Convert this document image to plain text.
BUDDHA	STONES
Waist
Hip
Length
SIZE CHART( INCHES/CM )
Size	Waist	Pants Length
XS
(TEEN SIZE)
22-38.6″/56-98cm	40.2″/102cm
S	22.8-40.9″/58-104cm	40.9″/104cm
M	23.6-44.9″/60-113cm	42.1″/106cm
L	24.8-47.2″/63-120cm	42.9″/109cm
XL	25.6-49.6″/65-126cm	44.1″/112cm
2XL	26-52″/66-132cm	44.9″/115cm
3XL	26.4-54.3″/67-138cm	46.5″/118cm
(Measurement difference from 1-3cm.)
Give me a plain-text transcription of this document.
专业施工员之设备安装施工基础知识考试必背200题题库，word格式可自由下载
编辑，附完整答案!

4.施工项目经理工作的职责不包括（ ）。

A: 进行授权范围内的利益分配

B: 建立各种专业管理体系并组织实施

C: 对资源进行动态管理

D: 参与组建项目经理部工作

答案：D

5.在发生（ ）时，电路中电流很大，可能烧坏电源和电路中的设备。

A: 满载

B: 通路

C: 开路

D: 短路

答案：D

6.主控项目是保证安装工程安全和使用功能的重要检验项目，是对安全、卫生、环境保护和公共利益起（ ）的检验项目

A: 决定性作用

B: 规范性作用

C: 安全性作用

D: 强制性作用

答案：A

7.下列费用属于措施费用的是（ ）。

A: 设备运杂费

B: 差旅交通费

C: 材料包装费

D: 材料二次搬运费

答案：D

> [WORK INSTRUCTIONS]: Check each line of the records above for the word "plain", then give the number of lines that have it, with no other words.

> [COMPLETED TASK]: 2